(Excerpt from a dataset)
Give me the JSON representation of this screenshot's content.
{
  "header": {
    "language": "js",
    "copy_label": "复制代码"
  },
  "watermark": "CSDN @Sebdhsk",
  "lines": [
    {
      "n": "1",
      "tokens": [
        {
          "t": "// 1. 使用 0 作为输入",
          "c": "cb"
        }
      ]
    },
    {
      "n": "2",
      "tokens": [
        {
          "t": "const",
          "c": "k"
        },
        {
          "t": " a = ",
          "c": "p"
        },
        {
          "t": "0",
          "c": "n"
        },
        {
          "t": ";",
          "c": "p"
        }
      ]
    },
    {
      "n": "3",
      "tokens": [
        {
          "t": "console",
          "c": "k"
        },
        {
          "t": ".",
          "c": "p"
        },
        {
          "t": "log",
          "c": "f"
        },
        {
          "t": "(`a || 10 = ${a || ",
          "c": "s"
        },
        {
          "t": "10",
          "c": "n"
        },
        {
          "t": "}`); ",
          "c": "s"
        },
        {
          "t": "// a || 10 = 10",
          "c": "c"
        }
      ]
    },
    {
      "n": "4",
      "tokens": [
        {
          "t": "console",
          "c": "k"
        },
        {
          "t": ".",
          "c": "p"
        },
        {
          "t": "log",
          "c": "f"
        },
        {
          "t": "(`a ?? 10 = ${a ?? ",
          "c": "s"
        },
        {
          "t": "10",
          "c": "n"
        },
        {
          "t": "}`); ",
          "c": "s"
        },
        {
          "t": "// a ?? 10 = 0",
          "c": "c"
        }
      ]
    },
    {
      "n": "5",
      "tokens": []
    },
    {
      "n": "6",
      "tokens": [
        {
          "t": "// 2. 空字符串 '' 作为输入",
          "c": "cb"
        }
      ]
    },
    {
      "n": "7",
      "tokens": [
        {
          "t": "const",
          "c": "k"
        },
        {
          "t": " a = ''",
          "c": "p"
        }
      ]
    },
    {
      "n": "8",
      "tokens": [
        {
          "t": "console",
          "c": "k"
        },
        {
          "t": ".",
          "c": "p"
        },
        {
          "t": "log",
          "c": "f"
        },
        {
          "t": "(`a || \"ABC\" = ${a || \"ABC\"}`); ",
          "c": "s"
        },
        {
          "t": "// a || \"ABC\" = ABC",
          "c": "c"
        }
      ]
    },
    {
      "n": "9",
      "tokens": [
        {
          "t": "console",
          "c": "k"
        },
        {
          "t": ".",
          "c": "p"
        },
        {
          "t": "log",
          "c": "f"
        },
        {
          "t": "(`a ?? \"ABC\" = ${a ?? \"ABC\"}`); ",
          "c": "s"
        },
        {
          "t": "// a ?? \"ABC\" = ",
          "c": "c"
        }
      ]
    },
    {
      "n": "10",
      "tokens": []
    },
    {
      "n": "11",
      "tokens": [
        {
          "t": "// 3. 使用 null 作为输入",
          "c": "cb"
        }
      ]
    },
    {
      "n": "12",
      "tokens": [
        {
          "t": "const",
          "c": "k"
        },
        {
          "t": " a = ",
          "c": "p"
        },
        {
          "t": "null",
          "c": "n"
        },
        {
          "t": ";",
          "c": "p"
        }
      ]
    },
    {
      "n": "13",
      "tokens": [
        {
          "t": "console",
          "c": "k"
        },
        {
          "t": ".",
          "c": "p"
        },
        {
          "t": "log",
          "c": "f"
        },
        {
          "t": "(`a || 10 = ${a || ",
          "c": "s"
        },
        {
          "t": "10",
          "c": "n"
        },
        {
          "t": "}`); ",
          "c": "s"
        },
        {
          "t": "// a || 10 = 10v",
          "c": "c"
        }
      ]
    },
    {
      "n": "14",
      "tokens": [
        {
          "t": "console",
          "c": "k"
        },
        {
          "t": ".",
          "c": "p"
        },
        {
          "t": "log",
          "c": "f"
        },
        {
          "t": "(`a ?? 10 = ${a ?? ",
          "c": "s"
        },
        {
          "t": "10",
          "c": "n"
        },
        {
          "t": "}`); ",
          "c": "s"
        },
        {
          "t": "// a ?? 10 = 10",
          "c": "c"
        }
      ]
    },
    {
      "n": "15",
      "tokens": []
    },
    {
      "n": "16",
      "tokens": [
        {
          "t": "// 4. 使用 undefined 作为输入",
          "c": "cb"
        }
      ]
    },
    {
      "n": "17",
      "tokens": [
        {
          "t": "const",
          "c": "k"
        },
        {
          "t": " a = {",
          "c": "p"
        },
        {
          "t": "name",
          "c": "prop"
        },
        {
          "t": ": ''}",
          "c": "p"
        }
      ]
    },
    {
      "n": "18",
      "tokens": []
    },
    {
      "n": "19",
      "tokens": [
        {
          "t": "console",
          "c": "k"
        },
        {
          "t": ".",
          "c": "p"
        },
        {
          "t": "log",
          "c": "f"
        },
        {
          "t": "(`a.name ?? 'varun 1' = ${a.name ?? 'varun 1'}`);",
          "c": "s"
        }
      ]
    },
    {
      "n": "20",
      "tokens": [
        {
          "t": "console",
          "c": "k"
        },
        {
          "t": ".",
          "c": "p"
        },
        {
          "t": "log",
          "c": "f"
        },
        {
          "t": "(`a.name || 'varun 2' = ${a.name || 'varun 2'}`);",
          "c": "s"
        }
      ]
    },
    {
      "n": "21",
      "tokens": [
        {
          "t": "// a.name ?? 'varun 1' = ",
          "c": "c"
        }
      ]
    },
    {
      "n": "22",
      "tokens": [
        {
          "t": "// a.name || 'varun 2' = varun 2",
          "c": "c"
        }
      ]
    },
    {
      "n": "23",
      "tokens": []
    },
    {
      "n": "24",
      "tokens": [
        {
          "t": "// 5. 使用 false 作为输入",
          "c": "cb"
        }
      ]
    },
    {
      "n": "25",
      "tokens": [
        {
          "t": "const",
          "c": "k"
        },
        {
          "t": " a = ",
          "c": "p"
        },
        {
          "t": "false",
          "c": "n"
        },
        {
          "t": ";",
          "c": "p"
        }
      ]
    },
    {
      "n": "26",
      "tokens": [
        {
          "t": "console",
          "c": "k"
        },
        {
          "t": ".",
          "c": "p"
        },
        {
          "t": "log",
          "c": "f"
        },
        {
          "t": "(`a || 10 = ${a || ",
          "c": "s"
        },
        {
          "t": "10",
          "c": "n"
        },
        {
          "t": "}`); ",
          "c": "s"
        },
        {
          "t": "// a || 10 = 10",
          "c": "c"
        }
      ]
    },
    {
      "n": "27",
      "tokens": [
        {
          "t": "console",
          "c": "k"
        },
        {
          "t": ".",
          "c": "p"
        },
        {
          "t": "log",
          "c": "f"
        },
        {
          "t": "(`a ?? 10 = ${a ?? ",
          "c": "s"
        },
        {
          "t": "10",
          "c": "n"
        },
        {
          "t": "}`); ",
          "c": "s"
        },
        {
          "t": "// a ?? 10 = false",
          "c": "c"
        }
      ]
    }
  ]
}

■ Given request: Write out the entries in full, exactly as given.

■ Response to this task:
Give me the JSON representation of this screenshot's content.
{
  "header": {
    "language": "js",
    "copy_label": "复制代码"
  },
  "watermark": "CSDN @Sebdhsk",
  "lines": [
    {
      "n": "1",
      "tokens": [
        {
          "t": "// 1. 使用 0 作为输入",
          "c": "cb"
        }
      ]
    },
    {
      "n": "2",
      "tokens": [
        {
          "t": "const",
          "c": "k"
        },
        {
          "t": " a = ",
          "c": "p"
        },
        {
          "t": "0",
          "c": "n"
        },
        {
          "t": ";",
          "c": "p"
        }
      ]
    },
    {
      "n": "3",
      "tokens": [
        {
          "t": "console",
          "c": "k"
        },
        {
          "t": ".",
          "c": "p"
        },
        {
          "t": "log",
          "c": "f"
        },
        {
          "t": "(`a || 10 = ${a || ",
          "c": "s"
        },
        {
          "t": "10",
          "c": "n"
        },
        {
          "t": "}`); ",
          "c": "s"
        },
        {
          "t": "// a || 10 = 10",
          "c": "c"
        }
      ]
    },
    {
      "n": "4",
      "tokens": [
        {
          "t": "console",
          "c": "k"
        },
        {
          "t": ".",
          "c": "p"
        },
        {
          "t": "log",
          "c": "f"
        },
        {
          "t": "(`a ?? 10 = ${a ?? ",
          "c": "s"
        },
        {
          "t": "10",
          "c": "n"
        },
        {
          "t": "}`); ",
          "c": "s"
        },
        {
          "t": "// a ?? 10 = 0",
          "c": "c"
        }
      ]
    },
    {
      "n": "5",
      "tokens": []
    },
    {
      "n": "6",
      "tokens": [
        {
          "t": "// 2. 空字符串 '' 作为输入",
          "c": "cb"
        }
      ]
    },
    {
      "n": "7",
      "tokens": [
        {
          "t": "const",
          "c": "k"
        },
        {
          "t": " a = ''",
          "c": "p"
        }
      ]
    },
    {
      "n": "8",
      "tokens": [
        {
          "t": "console",
          "c": "k"
        },
        {
          "t": ".",
          "c": "p"
        },
        {
          "t": "log",
          "c": "f"
        },
        {
          "t": "(`a || \"ABC\" = ${a || \"ABC\"}`); ",
          "c": "s"
        },
        {
          "t": "// a || \"ABC\" = ABC",
          "c": "c"
        }
      ]
    },
    {
      "n": "9",
      "tokens": [
        {
          "t": "console",
          "c": "k"
        },
        {
          "t": ".",
          "c": "p"
        },
        {
          "t": "log",
          "c": "f"
        },
        {
          "t": "(`a ?? \"ABC\" = ${a ?? \"ABC\"}`); ",
          "c": "s"
        },
        {
          "t": "// a ?? \"ABC\" = ",
          "c": "c"
        }
      ]
    },
    {
      "n": "10",
      "tokens": []
    },
    {
      "n": "11",
      "tokens": [
        {
          "t": "// 3. 使用 null 作为输入",
          "c": "cb"
        }
      ]
    },
    {
      "n": "12",
      "tokens": [
        {
          "t": "const",
          "c": "k"
        },
        {
          "t": " a = ",
          "c": "p"
        },
        {
          "t": "null",
          "c": "n"
        },
        {
          "t": ";",
          "c": "p"
        }
      ]
    },
    {
      "n": "13",
      "tokens": [
        {
          "t": "console",
          "c": "k"
        },
        {
          "t": ".",
          "c": "p"
        },
        {
          "t": "log",
          "c": "f"
        },
        {
          "t": "(`a || 10 = ${a || ",
          "c": "s"
        },
        {
          "t": "10",
          "c": "n"
        },
        {
          "t": "}`); ",
          "c": "s"
        },
        {
          "t": "// a || 10 = 10v",
          "c": "c"
        }
      ]
    },
    {
      "n": "14",
      "tokens": [
        {
          "t": "console",
          "c": "k"
        },
        {
          "t": ".",
          "c": "p"
        },
        {
          "t": "log",
          "c": "f"
        },
        {
          "t": "(`a ?? 10 = ${a ?? ",
          "c": "s"
        },
        {
          "t": "10",
          "c": "n"
        },
        {
          "t": "}`); ",
          "c": "s"
        },
        {
          "t": "// a ?? 10 = 10",
          "c": "c"
        }
      ]
    },
    {
      "n": "15",
      "tokens": []
    },
    {
      "n": "16",
      "tokens": [
        {
          "t": "// 4. 使用 undefined 作为输入",
          "c": "cb"
        }
      ]
    },
    {
      "n": "17",
      "tokens": [
        {
          "t": "const",
          "c": "k"
        },
        {
          "t": " a = {",
          "c": "p"
        },
        {
          "t": "name",
          "c": "prop"
        },
        {
          "t": ": ''}",
          "c": "p"
        }
      ]
    },
    {
      "n": "18",
      "tokens": []
    },
    {
      "n": "19",
      "tokens": [
        {
          "t": "console",
          "c": "k"
        },
        {
          "t": ".",
          "c": "p"
        },
        {
          "t": "log",
          "c": "f"
        },
        {
          "t": "(`a.name ?? 'varun 1' = ${a.name ?? 'varun 1'}`);",
          "c": "s"
        }
      ]
    },
    {
      "n": "20",
      "tokens": [
        {
          "t": "console",
          "c": "k"
        },
        {
          "t": ".",
          "c": "p"
        },
        {
          "t": "log",
          "c": "f"
        },
        {
          "t": "(`a.name || 'varun 2' = ${a.name || 'varun 2'}`);",
          "c": "s"
        }
      ]
    },
    {
      "n": "21",
      "tokens": [
        {
          "t": "// a.name ?? 'varun 1' = ",
          "c": "c"
        }
      ]
    },
    {
      "n": "22",
      "tokens": [
        {
          "t": "// a.name || 'varun 2' = varun 2",
          "c": "c"
        }
      ]
    },
    {
      "n": "23",
      "tokens": []
    },
    {
      "n": "24",
      "tokens": [
        {
          "t": "// 5. 使用 false 作为输入",
          "c": "cb"
        }
      ]
    },
    {
      "n": "25",
      "tokens": [
        {
          "t": "const",
          "c": "k"
        },
        {
          "t": " a = ",
          "c": "p"
        },
        {
          "t": "false",
          "c": "n"
        },
        {
          "t": ";",
          "c": "p"
        }
      ]
    },
    {
      "n": "26",
      "tokens": [
        {
          "t": "console",
          "c": "k"
        },
        {
          "t": ".",
          "c": "p"
        },
        {
          "t": "log",
          "c": "f"
        },
        {
          "t": "(`a || 10 = ${a || ",
          "c": "s"
        },
        {
          "t": "10",
          "c": "n"
        },
        {
          "t": "}`); ",
          "c": "s"
        },
        {
          "t": "// a || 10 = 10",
          "c": "c"
        }
      ]
    },
    {
      "n": "27",
      "tokens": [
        {
          "t": "console",
          "c": "k"
        },
        {
          "t": ".",
          "c": "p"
        },
        {
          "t": "log",
          "c": "f"
        },
        {
          "t": "(`a ?? 10 = ${a ?? ",
          "c": "s"
        },
        {
          "t": "10",
          "c": "n"
        },
        {
          "t": "}`); ",
          "c": "s"
        },
        {
          "t": "// a ?? 10 = false",
          "c": "c"
        }
      ]
    }
  ]
}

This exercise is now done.